Set task:
Pick out and copy every line below that has the word "degrees".

Information shown:
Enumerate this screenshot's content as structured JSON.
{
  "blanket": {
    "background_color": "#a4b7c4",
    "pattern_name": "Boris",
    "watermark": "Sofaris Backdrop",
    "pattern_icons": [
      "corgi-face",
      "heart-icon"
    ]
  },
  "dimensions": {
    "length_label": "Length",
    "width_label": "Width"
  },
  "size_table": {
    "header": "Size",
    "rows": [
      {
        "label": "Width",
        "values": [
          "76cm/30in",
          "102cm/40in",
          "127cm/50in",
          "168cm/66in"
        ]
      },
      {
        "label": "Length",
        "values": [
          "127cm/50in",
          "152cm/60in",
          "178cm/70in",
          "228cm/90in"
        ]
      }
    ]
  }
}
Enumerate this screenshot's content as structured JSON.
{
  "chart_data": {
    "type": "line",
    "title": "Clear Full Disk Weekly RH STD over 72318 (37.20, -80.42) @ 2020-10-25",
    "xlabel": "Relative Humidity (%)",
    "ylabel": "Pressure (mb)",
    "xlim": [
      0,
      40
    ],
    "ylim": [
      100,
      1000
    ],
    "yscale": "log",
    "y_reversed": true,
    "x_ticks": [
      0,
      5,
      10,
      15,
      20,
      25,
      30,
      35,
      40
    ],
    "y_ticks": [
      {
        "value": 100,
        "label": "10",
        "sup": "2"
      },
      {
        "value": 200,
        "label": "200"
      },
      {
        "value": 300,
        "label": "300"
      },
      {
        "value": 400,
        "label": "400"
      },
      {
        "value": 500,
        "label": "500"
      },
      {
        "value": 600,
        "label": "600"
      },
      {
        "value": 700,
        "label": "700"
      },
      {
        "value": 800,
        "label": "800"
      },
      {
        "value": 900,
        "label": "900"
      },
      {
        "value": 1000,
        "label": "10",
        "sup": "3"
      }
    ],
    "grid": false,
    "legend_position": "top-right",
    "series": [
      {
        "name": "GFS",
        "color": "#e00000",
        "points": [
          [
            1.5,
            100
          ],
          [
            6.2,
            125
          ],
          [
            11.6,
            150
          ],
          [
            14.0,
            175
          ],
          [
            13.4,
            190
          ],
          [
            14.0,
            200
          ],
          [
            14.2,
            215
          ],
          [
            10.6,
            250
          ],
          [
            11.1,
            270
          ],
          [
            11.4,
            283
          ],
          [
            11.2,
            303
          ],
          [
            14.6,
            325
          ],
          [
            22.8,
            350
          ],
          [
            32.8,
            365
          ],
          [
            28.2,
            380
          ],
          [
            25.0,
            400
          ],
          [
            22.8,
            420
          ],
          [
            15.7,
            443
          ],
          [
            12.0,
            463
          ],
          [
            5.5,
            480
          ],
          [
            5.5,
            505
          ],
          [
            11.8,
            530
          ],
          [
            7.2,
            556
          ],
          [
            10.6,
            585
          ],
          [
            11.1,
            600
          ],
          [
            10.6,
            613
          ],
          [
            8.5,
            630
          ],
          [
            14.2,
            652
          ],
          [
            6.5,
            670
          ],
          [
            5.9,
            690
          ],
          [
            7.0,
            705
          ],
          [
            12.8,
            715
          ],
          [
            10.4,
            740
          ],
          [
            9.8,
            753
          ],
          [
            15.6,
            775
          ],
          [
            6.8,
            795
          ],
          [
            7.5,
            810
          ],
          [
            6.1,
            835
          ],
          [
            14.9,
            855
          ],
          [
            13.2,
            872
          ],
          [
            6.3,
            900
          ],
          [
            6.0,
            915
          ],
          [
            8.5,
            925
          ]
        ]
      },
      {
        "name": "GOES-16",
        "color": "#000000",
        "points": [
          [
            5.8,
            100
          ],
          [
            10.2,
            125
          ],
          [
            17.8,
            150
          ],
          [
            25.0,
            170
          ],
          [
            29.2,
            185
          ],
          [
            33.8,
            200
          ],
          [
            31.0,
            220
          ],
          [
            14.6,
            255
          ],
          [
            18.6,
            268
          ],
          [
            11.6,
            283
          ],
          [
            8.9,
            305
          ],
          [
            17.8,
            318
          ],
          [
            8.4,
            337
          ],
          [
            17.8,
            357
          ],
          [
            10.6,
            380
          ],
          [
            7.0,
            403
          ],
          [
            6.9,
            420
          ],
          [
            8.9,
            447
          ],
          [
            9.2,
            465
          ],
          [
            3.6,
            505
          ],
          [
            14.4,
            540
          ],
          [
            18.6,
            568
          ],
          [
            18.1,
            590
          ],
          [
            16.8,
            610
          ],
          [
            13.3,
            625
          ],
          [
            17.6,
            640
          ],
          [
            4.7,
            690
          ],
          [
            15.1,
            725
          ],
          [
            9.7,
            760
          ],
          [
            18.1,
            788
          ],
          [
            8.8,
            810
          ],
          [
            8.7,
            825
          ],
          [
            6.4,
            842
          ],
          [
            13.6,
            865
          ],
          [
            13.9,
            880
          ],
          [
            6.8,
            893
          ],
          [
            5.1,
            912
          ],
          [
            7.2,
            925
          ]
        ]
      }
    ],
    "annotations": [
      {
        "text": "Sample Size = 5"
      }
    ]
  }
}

* * *

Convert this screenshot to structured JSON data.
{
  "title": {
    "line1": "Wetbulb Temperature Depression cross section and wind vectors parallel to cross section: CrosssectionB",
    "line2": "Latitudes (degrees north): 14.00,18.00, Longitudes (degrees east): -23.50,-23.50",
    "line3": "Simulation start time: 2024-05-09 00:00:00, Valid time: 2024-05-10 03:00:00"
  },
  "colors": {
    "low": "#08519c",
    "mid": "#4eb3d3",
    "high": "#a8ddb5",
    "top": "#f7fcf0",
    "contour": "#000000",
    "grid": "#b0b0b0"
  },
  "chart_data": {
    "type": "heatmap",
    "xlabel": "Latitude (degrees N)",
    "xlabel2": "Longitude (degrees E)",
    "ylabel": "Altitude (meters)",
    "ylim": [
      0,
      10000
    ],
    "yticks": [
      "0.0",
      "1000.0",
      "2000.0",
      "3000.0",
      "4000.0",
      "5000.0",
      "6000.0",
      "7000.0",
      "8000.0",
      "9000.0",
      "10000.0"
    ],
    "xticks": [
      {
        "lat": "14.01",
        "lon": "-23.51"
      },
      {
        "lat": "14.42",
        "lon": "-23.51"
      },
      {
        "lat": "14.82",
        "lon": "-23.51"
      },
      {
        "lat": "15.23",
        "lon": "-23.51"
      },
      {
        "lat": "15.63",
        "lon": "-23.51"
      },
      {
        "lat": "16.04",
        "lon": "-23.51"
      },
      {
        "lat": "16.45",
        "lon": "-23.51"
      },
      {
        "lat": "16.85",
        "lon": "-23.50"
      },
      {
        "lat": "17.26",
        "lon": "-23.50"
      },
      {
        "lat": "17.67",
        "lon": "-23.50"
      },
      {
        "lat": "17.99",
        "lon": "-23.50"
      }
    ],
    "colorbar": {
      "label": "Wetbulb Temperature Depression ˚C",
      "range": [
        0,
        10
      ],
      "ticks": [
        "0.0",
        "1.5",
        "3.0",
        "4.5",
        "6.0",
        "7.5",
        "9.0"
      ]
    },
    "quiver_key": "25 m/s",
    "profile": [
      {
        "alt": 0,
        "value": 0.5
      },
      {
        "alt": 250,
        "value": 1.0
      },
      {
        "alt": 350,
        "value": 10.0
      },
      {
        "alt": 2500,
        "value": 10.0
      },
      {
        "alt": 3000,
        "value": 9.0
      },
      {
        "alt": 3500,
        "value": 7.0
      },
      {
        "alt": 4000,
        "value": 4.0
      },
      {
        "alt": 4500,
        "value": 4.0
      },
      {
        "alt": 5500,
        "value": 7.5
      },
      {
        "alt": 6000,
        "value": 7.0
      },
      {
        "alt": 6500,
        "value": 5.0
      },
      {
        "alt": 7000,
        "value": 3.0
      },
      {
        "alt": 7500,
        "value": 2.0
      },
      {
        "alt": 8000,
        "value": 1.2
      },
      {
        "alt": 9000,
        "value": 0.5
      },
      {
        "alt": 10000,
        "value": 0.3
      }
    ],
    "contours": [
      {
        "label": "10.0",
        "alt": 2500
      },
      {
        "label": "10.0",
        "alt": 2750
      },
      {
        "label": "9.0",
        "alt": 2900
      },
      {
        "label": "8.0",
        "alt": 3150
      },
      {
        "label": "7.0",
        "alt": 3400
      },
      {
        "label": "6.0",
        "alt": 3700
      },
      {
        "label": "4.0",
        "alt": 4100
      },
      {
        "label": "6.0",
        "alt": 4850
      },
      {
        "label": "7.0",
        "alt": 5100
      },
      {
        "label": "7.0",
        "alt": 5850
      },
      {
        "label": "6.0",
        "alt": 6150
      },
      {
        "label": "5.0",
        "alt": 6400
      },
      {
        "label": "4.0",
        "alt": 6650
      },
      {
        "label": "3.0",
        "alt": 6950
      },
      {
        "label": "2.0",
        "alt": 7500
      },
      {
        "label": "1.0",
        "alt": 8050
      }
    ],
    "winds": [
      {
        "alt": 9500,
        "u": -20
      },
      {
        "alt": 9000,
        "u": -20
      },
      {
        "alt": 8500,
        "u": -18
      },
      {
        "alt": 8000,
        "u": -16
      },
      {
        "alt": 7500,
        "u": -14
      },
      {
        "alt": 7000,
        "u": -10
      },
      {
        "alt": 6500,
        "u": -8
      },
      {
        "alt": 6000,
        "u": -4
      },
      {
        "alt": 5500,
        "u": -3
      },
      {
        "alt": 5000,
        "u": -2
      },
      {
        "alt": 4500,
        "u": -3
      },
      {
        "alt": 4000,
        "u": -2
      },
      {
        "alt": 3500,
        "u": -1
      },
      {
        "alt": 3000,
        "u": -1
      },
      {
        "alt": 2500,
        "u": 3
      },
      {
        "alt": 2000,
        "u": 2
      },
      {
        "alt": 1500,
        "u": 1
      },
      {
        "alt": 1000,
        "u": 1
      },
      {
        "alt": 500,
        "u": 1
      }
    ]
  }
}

...

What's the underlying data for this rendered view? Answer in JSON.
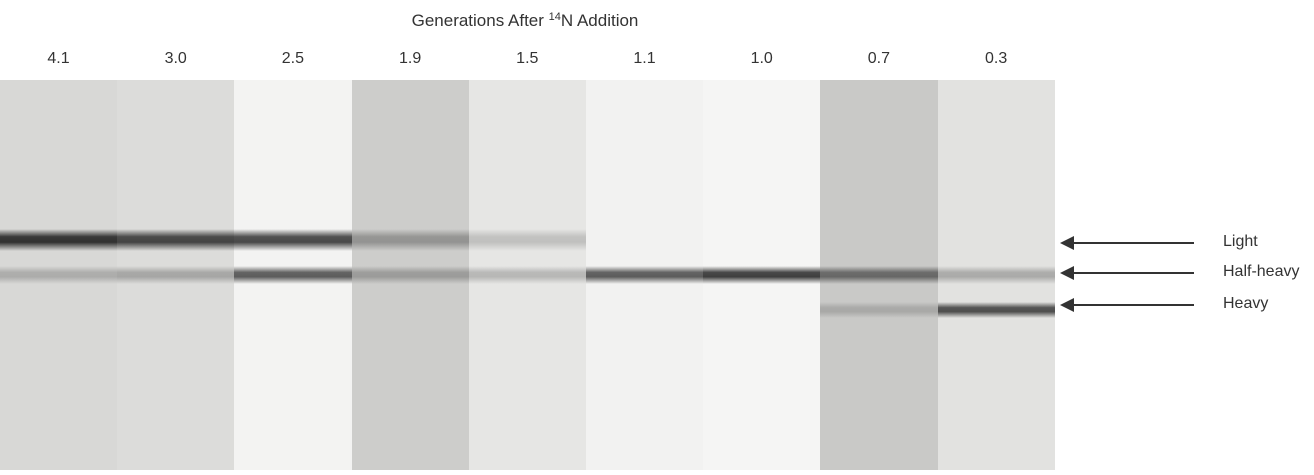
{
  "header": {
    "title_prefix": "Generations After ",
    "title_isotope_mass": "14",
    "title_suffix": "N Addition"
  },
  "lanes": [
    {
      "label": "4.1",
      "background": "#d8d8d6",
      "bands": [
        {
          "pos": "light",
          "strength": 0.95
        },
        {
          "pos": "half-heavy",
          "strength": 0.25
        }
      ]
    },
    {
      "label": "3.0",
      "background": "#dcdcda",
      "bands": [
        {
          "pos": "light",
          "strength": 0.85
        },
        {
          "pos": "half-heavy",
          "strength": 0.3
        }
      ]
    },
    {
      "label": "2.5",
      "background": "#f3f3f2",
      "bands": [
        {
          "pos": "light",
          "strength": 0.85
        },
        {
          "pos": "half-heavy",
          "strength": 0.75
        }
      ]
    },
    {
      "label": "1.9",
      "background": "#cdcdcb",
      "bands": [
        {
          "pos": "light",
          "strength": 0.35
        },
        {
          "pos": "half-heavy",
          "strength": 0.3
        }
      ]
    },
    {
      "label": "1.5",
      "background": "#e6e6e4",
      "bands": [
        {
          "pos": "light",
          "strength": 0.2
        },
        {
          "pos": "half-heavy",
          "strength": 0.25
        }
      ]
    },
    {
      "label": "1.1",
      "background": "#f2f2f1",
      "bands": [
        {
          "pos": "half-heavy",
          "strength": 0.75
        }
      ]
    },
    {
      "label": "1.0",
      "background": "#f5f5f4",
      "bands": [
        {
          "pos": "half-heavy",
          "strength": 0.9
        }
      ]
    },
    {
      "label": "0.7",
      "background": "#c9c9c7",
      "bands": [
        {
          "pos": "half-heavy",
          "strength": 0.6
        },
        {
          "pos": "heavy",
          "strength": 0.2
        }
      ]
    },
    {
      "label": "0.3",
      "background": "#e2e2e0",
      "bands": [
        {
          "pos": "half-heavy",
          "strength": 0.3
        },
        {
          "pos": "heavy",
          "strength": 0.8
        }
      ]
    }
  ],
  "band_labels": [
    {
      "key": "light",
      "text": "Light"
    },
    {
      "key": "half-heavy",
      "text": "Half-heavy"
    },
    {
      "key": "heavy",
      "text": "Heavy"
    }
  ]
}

In response:
    "line2": "Latitudes (degrees north): 14.00,18.00, Longitudes (degrees east): -23.50,-23.50",
    "xlabel": "Latitude (degrees N)",
    "xlabel2": "Longitude (degrees E)",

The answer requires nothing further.